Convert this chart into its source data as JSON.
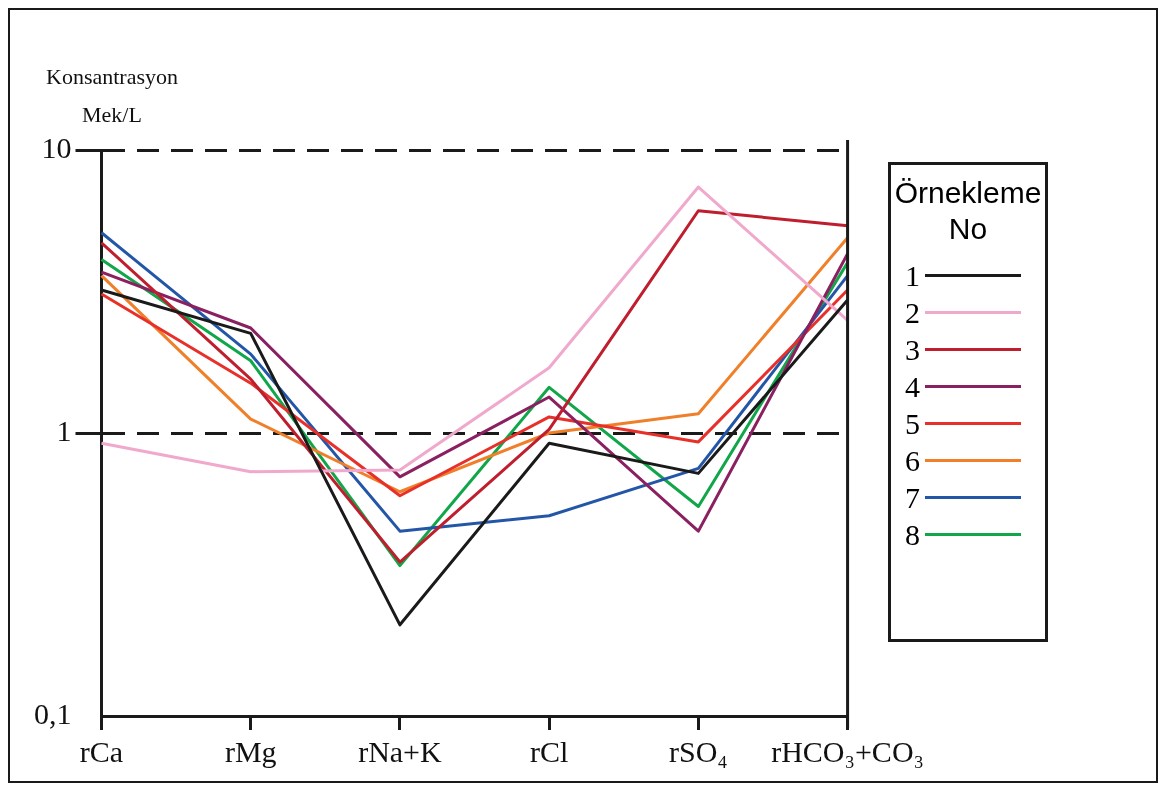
{
  "chart_data": {
    "type": "line",
    "ylabel": "Konsantrasyon\nMek/L",
    "legend_title": "Örnekleme No",
    "categories": [
      "rCa",
      "rMg",
      "rNa+K",
      "rCl",
      "rSO₄",
      "rHCO₃+CO₃"
    ],
    "series": [
      {
        "name": "1",
        "color": "#1a1a1a",
        "values": [
          3.2,
          2.25,
          0.21,
          0.92,
          0.72,
          2.95
        ]
      },
      {
        "name": "2",
        "color": "#f0a8cc",
        "values": [
          0.92,
          0.73,
          0.74,
          1.7,
          7.4,
          2.5
        ]
      },
      {
        "name": "3",
        "color": "#be1e2d",
        "values": [
          4.7,
          1.55,
          0.35,
          1.03,
          6.1,
          5.4
        ]
      },
      {
        "name": "4",
        "color": "#8b2060",
        "values": [
          3.7,
          2.35,
          0.7,
          1.34,
          0.45,
          4.3
        ]
      },
      {
        "name": "5",
        "color": "#e8302a",
        "values": [
          3.1,
          1.5,
          0.6,
          1.14,
          0.93,
          3.2
        ]
      },
      {
        "name": "6",
        "color": "#f07f2a",
        "values": [
          3.6,
          1.12,
          0.62,
          1.0,
          1.17,
          4.9
        ]
      },
      {
        "name": "7",
        "color": "#2456a8",
        "values": [
          5.1,
          1.9,
          0.45,
          0.51,
          0.75,
          3.6
        ]
      },
      {
        "name": "8",
        "color": "#11a64a",
        "values": [
          4.1,
          1.8,
          0.34,
          1.45,
          0.55,
          4.0
        ]
      }
    ],
    "log": "y",
    "ylim": [
      0.1,
      10
    ],
    "yticks": [
      {
        "value": 0.1,
        "label": "0,1"
      },
      1,
      10
    ],
    "grid": "y",
    "legend": "right",
    "marker": "none",
    "line_style": "solid"
  }
}
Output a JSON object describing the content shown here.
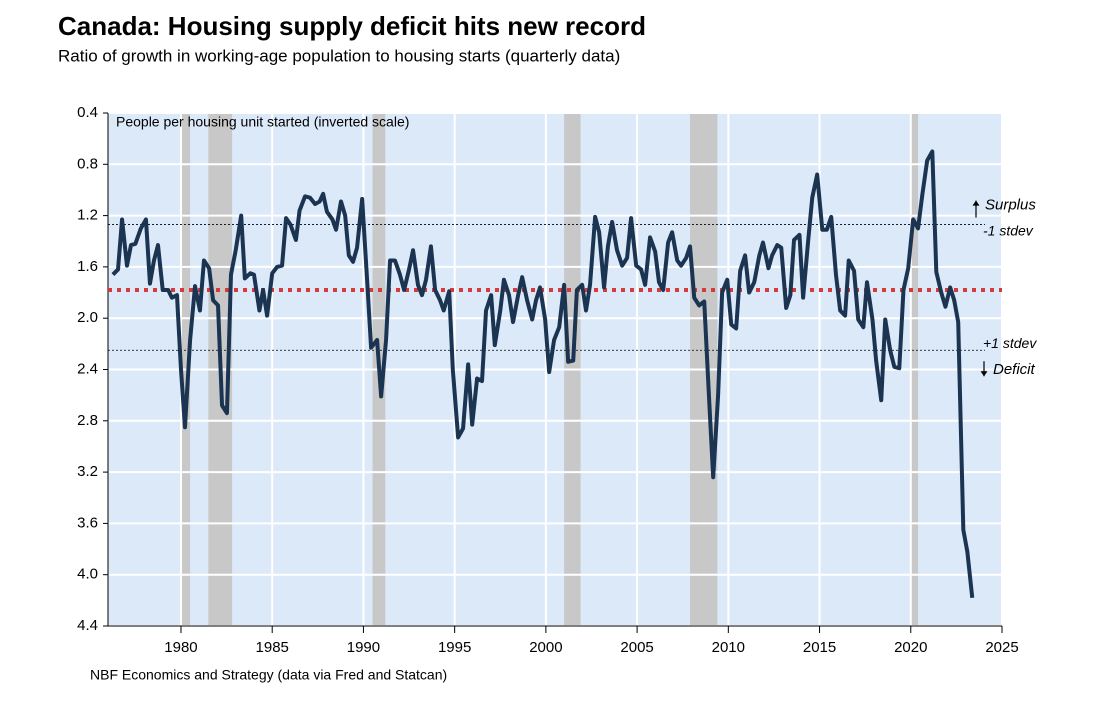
{
  "chart_data": {
    "type": "line",
    "title": "Canada: Housing supply deficit hits new record",
    "subtitle": "Ratio of growth in working-age population to housing starts (quarterly data)",
    "y_label": "People per housing unit started (inverted scale)",
    "source": "NBF Economics and Strategy (data via Fred and Statcan)",
    "color": "#1b3452",
    "y_inverted": true,
    "grid": true,
    "background": "#dce9f8",
    "xlim": [
      1976,
      2025
    ],
    "xticks": [
      1980,
      1985,
      1990,
      1995,
      2000,
      2005,
      2010,
      2015,
      2020,
      2025
    ],
    "ylim": [
      0.4,
      4.4
    ],
    "yticks": [
      0.4,
      0.8,
      1.2,
      1.6,
      {
        "value": 2.0,
        "label": "2.0"
      },
      2.4,
      2.8,
      3.2,
      3.6,
      {
        "value": 4.0,
        "label": "4.0"
      },
      4.4
    ],
    "shaded_periods": [
      [
        1980.0,
        1980.5
      ],
      [
        1981.5,
        1982.8
      ],
      [
        1990.5,
        1991.2
      ],
      [
        2001.0,
        2001.9
      ],
      [
        2007.9,
        2009.4
      ],
      [
        2020.0,
        2020.4
      ]
    ],
    "shade_color": "#c8c8c8",
    "mean_line": {
      "value": 1.78,
      "color": "#d63a3a"
    },
    "reference_lines": [
      {
        "name": "-1 stdev",
        "value": 1.27,
        "note": "Surplus"
      },
      {
        "name": "+1 stdev",
        "value": 2.25,
        "note": "Deficit"
      }
    ],
    "x": [
      1976.27,
      1976.55,
      1976.77,
      1977.04,
      1977.26,
      1977.5,
      1977.8,
      1978.08,
      1978.3,
      1978.52,
      1978.74,
      1979.0,
      1979.3,
      1979.5,
      1979.78,
      1980.0,
      1980.22,
      1980.5,
      1980.77,
      1981.04,
      1981.26,
      1981.54,
      1981.76,
      1982.03,
      1982.25,
      1982.52,
      1982.74,
      1983.0,
      1983.3,
      1983.5,
      1983.8,
      1984.0,
      1984.3,
      1984.5,
      1984.72,
      1985.0,
      1985.27,
      1985.54,
      1985.76,
      1986.0,
      1986.3,
      1986.5,
      1986.8,
      1987.07,
      1987.35,
      1987.6,
      1987.79,
      1988.0,
      1988.3,
      1988.5,
      1988.77,
      1989.0,
      1989.2,
      1989.43,
      1989.65,
      1989.93,
      1990.2,
      1990.42,
      1990.75,
      1990.97,
      1991.24,
      1991.46,
      1991.73,
      1992.0,
      1992.23,
      1992.5,
      1992.72,
      1992.99,
      1993.21,
      1993.43,
      1993.7,
      1993.93,
      1994.2,
      1994.4,
      1994.7,
      1994.9,
      1995.19,
      1995.46,
      1995.74,
      1995.96,
      1996.23,
      1996.5,
      1996.72,
      1997.0,
      1997.2,
      1997.5,
      1997.7,
      1997.98,
      1998.2,
      1998.48,
      1998.7,
      1998.97,
      1999.25,
      1999.46,
      1999.68,
      1999.96,
      2000.18,
      2000.45,
      2000.73,
      2001.0,
      2001.22,
      2001.5,
      2001.7,
      2001.99,
      2002.2,
      2002.42,
      2002.7,
      2002.92,
      2003.19,
      2003.4,
      2003.63,
      2003.9,
      2004.18,
      2004.45,
      2004.67,
      2004.95,
      2005.22,
      2005.44,
      2005.71,
      2005.99,
      2006.2,
      2006.43,
      2006.7,
      2006.92,
      2007.2,
      2007.41,
      2007.69,
      2007.9,
      2008.13,
      2008.4,
      2008.68,
      2008.95,
      2009.17,
      2009.44,
      2009.66,
      2009.94,
      2010.16,
      2010.43,
      2010.65,
      2010.92,
      2011.14,
      2011.42,
      2011.7,
      2011.9,
      2012.2,
      2012.4,
      2012.68,
      2012.9,
      2013.17,
      2013.4,
      2013.6,
      2013.9,
      2014.1,
      2014.38,
      2014.6,
      2014.87,
      2015.15,
      2015.4,
      2015.64,
      2015.9,
      2016.13,
      2016.4,
      2016.6,
      2016.89,
      2017.12,
      2017.4,
      2017.6,
      2017.9,
      2018.1,
      2018.38,
      2018.6,
      2018.87,
      2019.1,
      2019.37,
      2019.6,
      2019.86,
      2020.13,
      2020.4,
      2020.63,
      2020.9,
      2021.18,
      2021.4,
      2021.67,
      2021.9,
      2022.16,
      2022.38,
      2022.6,
      2022.88,
      2023.1,
      2023.37
    ],
    "values": [
      1.66,
      1.62,
      1.23,
      1.59,
      1.43,
      1.42,
      1.3,
      1.23,
      1.73,
      1.55,
      1.43,
      1.78,
      1.78,
      1.84,
      1.82,
      2.4,
      2.85,
      2.17,
      1.75,
      1.94,
      1.55,
      1.61,
      1.86,
      1.9,
      2.68,
      2.74,
      1.66,
      1.47,
      1.2,
      1.69,
      1.65,
      1.66,
      1.94,
      1.78,
      1.98,
      1.65,
      1.6,
      1.59,
      1.22,
      1.27,
      1.39,
      1.16,
      1.05,
      1.06,
      1.11,
      1.09,
      1.03,
      1.17,
      1.23,
      1.31,
      1.09,
      1.2,
      1.51,
      1.56,
      1.45,
      1.07,
      1.7,
      2.23,
      2.17,
      2.61,
      2.17,
      1.55,
      1.55,
      1.66,
      1.78,
      1.62,
      1.47,
      1.74,
      1.82,
      1.7,
      1.44,
      1.78,
      1.86,
      1.94,
      1.79,
      2.4,
      2.93,
      2.86,
      2.36,
      2.83,
      2.47,
      2.49,
      1.94,
      1.82,
      2.21,
      1.94,
      1.7,
      1.82,
      2.03,
      1.82,
      1.68,
      1.86,
      2.01,
      1.86,
      1.76,
      2.01,
      2.42,
      2.17,
      2.07,
      1.74,
      2.34,
      2.33,
      1.78,
      1.74,
      1.94,
      1.74,
      1.21,
      1.33,
      1.76,
      1.44,
      1.25,
      1.47,
      1.59,
      1.53,
      1.22,
      1.59,
      1.62,
      1.74,
      1.37,
      1.48,
      1.72,
      1.78,
      1.41,
      1.33,
      1.55,
      1.59,
      1.53,
      1.44,
      1.84,
      1.9,
      1.87,
      2.64,
      3.24,
      2.6,
      1.8,
      1.7,
      2.05,
      2.08,
      1.63,
      1.51,
      1.8,
      1.72,
      1.51,
      1.41,
      1.61,
      1.51,
      1.43,
      1.45,
      1.92,
      1.82,
      1.39,
      1.35,
      1.84,
      1.39,
      1.06,
      0.88,
      1.31,
      1.31,
      1.21,
      1.66,
      1.94,
      1.98,
      1.55,
      1.63,
      2.01,
      2.07,
      1.72,
      2.01,
      2.33,
      2.64,
      2.01,
      2.25,
      2.38,
      2.39,
      1.78,
      1.61,
      1.23,
      1.3,
      1.04,
      0.77,
      0.7,
      1.64,
      1.8,
      1.91,
      1.76,
      1.86,
      2.03,
      3.65,
      3.82,
      4.18
    ]
  }
}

- _Aim_
Search the listing for the word "JSON". Copy every line in which it occurs.

- _Solution to this task_
Convert this chart into its source data as JSON.
Output a JSON object describing the content shown here.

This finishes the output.